Your task: Count how many lines of the material contain the string "während", then give that number and nothing more.

-------- Listed entries

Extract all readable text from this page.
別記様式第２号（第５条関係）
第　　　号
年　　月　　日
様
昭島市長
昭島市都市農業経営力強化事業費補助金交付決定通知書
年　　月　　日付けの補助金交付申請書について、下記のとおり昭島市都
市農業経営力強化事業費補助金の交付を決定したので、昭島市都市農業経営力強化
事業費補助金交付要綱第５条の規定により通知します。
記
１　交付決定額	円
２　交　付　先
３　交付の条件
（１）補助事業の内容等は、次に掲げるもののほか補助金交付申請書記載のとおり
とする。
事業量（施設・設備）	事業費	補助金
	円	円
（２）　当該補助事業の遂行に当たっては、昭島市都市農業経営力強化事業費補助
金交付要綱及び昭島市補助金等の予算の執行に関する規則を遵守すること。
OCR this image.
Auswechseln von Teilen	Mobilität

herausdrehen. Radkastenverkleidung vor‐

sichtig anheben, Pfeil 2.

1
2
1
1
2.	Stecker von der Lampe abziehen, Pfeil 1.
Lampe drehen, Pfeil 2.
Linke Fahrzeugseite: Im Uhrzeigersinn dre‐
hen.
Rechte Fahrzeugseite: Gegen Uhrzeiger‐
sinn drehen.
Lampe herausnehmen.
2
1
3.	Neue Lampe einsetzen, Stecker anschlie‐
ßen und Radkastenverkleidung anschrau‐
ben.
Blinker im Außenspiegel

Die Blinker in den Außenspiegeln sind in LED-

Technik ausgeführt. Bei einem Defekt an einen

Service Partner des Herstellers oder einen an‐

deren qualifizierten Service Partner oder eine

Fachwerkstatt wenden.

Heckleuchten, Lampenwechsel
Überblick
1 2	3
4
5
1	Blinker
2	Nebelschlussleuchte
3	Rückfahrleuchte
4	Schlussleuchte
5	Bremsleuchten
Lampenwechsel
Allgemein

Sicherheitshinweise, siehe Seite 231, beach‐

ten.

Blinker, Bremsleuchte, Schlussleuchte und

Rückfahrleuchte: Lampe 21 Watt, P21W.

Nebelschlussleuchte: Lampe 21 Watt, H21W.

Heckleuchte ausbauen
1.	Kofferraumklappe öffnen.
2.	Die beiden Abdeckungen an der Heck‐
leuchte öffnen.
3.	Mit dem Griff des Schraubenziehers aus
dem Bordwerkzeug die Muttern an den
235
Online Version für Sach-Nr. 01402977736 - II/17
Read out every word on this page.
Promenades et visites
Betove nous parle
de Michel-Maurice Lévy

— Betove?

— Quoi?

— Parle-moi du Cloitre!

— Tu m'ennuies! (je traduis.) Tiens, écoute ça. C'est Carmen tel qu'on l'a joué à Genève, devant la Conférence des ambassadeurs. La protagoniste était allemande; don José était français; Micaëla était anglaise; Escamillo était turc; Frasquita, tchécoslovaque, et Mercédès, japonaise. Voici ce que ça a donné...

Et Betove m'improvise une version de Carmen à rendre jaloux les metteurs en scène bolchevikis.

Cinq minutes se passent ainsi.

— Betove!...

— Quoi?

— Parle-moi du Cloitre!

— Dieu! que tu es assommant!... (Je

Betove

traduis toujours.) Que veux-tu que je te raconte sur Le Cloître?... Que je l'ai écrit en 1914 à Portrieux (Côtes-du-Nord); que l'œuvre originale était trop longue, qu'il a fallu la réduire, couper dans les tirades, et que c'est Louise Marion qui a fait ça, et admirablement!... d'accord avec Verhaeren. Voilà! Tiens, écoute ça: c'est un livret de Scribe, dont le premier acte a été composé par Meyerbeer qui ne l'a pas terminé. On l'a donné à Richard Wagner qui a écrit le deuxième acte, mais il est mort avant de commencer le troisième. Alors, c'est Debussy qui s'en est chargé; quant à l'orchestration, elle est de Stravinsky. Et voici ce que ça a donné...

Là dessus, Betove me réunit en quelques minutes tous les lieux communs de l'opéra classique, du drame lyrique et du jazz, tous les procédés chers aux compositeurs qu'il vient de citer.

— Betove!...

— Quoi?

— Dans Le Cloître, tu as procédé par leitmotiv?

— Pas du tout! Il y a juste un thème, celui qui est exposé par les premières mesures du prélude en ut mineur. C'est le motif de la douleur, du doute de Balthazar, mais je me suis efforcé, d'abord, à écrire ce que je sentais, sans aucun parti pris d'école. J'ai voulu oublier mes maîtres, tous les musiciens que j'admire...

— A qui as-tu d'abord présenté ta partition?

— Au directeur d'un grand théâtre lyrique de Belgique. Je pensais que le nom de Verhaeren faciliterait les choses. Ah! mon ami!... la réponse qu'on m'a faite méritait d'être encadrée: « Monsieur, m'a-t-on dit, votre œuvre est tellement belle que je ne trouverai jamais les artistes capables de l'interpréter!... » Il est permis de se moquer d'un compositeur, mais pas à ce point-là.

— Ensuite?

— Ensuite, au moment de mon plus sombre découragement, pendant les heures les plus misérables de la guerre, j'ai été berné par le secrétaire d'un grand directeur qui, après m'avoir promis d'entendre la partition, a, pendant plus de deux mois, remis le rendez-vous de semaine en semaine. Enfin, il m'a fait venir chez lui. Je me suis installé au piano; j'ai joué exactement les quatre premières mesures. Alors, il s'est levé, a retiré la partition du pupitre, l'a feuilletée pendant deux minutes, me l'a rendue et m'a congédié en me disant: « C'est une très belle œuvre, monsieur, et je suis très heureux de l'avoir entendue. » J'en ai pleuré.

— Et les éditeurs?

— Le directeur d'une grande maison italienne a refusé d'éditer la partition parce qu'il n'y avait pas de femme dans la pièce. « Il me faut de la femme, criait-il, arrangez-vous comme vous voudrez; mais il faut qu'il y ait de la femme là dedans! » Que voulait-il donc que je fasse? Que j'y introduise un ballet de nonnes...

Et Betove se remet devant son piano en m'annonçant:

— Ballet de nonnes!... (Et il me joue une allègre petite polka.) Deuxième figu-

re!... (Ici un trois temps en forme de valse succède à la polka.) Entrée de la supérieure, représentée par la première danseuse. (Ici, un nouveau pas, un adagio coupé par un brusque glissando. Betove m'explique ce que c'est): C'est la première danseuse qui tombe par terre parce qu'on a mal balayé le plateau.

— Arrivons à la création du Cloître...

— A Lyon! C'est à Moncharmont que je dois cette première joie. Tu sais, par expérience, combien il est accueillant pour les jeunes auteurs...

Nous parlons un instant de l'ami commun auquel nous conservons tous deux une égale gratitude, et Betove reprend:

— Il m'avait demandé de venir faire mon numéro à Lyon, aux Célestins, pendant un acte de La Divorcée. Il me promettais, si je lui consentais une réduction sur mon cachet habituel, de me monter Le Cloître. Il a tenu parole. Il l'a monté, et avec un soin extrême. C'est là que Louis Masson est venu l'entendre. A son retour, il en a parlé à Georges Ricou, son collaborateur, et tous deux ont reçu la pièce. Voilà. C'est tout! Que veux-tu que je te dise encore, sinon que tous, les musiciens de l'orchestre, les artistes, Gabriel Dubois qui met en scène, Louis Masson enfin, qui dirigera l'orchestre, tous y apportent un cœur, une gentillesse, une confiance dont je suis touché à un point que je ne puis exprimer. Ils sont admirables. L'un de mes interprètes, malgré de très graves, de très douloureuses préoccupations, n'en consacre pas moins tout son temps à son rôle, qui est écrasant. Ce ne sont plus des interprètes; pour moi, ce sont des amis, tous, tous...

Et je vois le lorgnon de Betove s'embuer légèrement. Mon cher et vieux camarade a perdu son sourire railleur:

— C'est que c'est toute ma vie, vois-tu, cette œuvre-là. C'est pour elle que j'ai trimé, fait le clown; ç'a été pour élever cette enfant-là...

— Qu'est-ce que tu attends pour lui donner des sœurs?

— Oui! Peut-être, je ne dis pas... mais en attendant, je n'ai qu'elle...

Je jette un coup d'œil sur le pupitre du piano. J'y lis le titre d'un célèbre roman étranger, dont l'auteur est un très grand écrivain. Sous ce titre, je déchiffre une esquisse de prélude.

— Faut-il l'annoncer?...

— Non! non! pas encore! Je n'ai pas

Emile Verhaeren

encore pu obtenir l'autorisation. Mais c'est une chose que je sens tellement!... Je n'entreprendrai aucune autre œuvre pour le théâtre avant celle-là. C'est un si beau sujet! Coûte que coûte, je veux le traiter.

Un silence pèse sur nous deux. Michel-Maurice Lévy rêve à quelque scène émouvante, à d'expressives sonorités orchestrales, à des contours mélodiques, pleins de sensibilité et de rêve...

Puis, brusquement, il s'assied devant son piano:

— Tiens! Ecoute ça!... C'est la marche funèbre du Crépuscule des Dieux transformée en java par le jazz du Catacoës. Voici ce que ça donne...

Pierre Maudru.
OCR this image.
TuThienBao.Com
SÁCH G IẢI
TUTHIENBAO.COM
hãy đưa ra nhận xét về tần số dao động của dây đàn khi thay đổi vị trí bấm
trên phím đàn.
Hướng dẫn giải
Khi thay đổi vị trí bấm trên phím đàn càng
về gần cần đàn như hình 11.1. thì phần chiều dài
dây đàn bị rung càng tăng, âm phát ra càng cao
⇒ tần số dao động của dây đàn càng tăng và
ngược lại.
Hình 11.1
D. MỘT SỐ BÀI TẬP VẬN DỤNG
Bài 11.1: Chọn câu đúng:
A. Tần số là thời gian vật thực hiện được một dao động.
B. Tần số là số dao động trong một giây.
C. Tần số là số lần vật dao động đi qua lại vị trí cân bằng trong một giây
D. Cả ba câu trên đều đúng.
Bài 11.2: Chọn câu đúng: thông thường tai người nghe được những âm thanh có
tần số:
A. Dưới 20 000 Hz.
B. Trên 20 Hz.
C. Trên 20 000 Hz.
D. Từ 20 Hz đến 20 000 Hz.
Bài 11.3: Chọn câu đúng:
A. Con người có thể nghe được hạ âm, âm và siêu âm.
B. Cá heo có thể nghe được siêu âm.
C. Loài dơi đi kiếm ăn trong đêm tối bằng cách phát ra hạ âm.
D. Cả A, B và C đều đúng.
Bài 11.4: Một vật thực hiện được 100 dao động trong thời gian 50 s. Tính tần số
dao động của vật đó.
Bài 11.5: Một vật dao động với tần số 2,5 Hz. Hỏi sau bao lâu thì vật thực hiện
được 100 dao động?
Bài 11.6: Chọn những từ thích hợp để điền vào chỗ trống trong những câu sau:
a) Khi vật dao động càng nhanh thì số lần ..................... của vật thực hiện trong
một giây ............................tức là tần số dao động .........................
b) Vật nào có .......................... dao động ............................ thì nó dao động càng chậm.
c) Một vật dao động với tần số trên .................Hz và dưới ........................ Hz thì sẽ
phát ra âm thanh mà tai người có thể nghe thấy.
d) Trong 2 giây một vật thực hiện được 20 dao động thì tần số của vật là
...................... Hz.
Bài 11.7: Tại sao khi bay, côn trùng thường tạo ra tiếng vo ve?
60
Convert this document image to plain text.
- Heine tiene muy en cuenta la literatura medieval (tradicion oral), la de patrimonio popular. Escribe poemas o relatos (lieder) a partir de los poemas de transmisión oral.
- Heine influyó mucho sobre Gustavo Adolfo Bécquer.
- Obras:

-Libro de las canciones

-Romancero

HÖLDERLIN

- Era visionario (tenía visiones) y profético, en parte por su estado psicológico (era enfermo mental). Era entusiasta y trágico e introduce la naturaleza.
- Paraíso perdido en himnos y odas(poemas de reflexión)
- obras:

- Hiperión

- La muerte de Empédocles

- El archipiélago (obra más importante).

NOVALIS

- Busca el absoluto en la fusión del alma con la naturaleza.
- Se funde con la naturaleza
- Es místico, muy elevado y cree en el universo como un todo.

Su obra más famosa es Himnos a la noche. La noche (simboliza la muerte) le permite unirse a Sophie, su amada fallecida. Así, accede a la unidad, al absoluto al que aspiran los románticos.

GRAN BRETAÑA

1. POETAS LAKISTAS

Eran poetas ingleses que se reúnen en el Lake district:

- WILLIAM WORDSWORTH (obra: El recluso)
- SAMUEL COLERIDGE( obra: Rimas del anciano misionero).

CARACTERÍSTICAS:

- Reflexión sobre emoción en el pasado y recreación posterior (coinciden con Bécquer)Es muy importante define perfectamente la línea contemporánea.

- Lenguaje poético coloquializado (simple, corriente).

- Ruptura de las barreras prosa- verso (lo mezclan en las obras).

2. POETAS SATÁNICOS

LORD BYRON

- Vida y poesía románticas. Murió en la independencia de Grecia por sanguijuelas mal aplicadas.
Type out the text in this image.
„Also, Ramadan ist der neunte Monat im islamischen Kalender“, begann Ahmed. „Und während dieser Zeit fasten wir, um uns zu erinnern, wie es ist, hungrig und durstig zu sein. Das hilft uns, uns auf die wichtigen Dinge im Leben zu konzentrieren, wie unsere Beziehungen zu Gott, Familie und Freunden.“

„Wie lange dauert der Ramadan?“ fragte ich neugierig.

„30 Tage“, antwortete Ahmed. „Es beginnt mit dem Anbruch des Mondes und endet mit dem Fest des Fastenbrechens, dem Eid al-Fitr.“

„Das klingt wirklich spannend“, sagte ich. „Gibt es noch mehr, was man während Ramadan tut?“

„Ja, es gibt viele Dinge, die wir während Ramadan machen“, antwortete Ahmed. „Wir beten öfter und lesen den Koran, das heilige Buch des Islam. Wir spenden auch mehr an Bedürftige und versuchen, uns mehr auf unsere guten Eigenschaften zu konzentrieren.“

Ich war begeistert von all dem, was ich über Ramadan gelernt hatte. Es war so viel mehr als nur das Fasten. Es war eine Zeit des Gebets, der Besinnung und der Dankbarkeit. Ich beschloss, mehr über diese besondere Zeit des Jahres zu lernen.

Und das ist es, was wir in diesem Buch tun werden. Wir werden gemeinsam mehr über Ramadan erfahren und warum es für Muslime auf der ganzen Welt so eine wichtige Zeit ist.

----------------

Finished task: 3